• Required task
Return a copy of each line that holds the string "number".

• Data excerpts
-- START --

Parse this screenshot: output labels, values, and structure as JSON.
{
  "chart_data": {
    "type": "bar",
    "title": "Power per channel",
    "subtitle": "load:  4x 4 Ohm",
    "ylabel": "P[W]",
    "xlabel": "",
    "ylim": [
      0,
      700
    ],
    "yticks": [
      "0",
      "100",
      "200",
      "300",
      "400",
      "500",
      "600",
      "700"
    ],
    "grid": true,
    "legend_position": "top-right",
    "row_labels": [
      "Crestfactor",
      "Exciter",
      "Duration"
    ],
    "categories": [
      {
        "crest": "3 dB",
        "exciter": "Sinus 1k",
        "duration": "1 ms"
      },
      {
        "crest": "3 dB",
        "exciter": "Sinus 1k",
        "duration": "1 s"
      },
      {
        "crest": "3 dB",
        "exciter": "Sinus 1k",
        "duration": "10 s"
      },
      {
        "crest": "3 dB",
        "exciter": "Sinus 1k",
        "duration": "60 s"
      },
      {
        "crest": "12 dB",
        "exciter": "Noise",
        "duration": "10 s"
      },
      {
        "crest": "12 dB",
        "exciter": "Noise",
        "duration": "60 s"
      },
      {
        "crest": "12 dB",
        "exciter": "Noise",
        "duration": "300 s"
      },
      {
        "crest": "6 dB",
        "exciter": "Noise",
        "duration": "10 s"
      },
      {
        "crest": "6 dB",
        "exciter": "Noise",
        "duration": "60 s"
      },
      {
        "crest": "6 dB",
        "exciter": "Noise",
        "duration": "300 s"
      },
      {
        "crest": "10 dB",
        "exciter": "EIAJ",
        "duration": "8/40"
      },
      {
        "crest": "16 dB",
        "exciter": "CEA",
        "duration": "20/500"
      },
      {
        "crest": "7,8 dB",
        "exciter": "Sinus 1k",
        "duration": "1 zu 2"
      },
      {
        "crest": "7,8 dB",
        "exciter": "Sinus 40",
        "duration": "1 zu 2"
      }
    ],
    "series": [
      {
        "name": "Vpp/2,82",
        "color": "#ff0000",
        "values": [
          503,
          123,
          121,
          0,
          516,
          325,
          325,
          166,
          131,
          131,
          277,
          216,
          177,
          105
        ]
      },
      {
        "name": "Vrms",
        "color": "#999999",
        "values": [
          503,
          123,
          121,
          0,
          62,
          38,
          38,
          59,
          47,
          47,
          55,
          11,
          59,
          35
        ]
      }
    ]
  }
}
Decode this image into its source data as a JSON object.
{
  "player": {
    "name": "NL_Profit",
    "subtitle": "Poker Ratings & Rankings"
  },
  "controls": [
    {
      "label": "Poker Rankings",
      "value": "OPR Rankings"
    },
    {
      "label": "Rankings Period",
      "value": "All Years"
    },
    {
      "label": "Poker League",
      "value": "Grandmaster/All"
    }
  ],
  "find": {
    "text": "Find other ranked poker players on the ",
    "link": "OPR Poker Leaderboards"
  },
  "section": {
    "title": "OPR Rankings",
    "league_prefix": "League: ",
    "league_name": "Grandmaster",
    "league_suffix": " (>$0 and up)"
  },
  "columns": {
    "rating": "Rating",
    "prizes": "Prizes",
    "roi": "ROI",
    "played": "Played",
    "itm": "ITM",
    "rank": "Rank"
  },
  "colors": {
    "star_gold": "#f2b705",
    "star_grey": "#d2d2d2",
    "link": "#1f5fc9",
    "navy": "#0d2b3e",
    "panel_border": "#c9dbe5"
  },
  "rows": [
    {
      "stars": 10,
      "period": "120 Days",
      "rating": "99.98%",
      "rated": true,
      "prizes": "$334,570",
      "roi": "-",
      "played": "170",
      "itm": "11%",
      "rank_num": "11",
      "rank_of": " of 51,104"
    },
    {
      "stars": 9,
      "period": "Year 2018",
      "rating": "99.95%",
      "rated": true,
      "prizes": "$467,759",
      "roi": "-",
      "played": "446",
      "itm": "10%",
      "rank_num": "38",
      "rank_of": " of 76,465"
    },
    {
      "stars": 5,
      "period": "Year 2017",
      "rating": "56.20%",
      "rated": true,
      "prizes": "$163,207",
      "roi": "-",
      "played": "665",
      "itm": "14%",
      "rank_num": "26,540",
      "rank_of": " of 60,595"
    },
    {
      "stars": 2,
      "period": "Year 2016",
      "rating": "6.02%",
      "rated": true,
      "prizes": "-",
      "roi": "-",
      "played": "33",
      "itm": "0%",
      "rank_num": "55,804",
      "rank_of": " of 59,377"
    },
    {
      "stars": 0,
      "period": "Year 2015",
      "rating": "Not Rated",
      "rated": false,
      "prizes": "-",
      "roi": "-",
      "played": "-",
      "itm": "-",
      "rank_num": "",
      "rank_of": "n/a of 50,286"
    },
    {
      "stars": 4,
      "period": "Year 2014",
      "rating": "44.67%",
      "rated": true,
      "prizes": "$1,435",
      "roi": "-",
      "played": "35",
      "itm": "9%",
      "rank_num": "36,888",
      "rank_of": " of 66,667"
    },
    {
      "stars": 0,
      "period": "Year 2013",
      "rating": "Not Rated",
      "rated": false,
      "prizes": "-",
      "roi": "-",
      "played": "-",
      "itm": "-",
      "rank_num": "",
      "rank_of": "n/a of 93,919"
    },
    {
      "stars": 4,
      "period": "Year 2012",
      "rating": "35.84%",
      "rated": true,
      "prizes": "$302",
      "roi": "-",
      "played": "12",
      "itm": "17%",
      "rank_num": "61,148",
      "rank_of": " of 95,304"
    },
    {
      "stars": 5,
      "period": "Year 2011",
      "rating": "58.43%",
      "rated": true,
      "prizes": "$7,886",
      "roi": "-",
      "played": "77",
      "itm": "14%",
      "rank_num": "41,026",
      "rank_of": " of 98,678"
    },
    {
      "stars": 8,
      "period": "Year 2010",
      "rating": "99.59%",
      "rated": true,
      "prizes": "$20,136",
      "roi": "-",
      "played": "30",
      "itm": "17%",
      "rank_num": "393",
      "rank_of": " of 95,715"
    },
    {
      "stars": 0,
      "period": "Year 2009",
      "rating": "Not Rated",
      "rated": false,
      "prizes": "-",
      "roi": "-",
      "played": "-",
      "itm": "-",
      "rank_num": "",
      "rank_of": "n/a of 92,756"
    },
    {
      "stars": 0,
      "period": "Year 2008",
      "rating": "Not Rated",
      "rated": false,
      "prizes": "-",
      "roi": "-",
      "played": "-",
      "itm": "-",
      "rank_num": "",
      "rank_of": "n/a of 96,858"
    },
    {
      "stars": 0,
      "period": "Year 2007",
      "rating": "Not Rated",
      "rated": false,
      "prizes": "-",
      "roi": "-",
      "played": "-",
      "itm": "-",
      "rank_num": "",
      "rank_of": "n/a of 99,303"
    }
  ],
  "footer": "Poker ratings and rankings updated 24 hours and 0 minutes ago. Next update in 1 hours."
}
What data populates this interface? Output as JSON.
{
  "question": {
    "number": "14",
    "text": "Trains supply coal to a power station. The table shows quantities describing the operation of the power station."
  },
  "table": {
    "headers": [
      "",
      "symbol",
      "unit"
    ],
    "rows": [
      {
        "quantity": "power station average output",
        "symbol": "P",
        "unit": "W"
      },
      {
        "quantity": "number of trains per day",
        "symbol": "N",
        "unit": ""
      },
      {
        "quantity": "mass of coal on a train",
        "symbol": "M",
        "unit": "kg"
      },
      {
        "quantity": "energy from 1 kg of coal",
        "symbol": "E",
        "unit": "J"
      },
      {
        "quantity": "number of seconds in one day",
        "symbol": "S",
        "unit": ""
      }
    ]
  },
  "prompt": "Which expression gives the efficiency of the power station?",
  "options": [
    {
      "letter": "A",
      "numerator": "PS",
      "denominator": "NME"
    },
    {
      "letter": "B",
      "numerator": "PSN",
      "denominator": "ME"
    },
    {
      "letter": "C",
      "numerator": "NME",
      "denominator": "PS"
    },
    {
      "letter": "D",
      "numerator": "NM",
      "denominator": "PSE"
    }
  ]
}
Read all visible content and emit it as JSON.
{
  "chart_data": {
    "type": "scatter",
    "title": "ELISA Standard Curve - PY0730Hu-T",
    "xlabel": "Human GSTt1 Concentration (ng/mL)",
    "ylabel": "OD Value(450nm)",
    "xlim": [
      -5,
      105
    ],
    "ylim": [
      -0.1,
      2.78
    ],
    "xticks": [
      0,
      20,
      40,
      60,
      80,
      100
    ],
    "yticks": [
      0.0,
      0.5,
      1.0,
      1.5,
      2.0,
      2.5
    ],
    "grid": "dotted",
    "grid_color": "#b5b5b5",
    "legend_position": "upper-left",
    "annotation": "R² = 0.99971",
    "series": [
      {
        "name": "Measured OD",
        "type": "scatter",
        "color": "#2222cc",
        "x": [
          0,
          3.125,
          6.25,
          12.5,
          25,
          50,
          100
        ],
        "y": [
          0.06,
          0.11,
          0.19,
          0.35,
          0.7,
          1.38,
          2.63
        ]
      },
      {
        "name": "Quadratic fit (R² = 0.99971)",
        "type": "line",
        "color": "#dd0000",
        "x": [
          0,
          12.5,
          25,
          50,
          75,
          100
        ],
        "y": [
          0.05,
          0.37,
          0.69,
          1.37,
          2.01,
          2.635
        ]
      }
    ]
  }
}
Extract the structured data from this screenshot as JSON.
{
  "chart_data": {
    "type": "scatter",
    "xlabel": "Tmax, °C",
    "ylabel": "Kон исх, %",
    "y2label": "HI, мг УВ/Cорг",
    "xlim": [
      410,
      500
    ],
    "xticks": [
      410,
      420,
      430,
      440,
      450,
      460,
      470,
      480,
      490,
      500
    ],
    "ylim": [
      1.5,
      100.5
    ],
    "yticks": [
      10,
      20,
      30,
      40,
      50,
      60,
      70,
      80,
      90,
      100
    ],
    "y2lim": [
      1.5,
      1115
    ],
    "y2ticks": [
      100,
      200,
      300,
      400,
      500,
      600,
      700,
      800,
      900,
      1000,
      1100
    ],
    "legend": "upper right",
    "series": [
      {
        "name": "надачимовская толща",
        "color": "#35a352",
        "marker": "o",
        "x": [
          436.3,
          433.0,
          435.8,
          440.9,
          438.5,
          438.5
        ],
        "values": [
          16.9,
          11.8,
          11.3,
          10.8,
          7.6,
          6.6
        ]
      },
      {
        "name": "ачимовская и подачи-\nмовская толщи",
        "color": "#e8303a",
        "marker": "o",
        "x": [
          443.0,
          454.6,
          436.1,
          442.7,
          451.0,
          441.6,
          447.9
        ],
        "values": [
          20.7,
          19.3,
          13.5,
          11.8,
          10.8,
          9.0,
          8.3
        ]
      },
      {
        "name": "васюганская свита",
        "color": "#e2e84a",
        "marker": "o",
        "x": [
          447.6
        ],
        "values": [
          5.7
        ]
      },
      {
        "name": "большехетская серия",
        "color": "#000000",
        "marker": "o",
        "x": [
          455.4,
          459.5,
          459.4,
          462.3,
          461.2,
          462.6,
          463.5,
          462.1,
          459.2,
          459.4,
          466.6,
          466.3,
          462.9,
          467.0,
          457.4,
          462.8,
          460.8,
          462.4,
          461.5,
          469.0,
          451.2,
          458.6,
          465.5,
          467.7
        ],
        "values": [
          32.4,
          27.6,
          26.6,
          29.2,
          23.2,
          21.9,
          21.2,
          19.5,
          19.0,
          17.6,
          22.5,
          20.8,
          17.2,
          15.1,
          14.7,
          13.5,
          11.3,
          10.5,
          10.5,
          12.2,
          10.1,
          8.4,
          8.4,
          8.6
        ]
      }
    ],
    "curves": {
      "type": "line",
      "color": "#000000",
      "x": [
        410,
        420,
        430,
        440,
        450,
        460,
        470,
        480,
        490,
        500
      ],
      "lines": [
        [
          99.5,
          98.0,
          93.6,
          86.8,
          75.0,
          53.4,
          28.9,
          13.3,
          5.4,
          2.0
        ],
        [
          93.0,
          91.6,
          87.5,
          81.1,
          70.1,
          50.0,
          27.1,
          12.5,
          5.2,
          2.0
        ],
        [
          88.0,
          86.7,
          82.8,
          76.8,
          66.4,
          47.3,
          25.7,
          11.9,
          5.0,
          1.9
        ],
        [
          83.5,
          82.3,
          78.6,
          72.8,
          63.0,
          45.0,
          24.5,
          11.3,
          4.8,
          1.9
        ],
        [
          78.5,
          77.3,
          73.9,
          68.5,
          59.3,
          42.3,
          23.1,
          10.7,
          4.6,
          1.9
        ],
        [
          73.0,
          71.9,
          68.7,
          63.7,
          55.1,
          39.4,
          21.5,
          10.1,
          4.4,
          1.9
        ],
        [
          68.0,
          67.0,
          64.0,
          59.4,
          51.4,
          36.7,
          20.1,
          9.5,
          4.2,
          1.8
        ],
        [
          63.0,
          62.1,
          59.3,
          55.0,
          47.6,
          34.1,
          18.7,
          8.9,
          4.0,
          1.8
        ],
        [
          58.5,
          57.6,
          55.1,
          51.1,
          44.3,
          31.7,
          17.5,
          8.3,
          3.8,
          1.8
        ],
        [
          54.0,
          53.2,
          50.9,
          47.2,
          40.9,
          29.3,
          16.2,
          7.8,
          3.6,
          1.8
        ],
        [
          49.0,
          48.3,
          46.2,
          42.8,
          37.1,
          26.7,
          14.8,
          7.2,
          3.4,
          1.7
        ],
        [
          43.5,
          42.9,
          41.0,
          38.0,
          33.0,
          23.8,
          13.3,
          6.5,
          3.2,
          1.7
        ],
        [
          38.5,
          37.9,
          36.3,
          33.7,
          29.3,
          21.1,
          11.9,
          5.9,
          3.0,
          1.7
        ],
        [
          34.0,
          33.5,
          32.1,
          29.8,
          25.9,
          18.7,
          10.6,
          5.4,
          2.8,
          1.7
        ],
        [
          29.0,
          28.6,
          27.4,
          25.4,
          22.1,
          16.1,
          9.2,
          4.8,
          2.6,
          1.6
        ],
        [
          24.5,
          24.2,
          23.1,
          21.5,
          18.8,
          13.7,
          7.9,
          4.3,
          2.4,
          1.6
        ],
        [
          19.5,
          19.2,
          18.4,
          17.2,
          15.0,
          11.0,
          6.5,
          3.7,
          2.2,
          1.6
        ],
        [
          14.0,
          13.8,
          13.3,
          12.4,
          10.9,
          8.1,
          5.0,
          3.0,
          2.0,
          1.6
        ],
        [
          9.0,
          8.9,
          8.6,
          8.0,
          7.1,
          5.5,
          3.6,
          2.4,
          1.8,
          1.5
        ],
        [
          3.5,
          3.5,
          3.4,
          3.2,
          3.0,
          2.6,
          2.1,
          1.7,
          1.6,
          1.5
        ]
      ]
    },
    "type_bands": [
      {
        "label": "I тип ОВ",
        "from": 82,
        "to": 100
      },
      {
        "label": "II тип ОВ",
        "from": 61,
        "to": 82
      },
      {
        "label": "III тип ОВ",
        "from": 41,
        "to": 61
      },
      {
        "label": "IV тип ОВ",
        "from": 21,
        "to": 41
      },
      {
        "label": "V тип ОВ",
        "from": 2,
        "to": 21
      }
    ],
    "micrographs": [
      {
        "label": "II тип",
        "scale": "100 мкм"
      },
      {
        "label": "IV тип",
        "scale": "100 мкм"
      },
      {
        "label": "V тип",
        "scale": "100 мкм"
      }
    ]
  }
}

-- END --

• Full response
    "number": "14",
        "quantity": "number of trains per day",
        "quantity": "number of seconds in one day",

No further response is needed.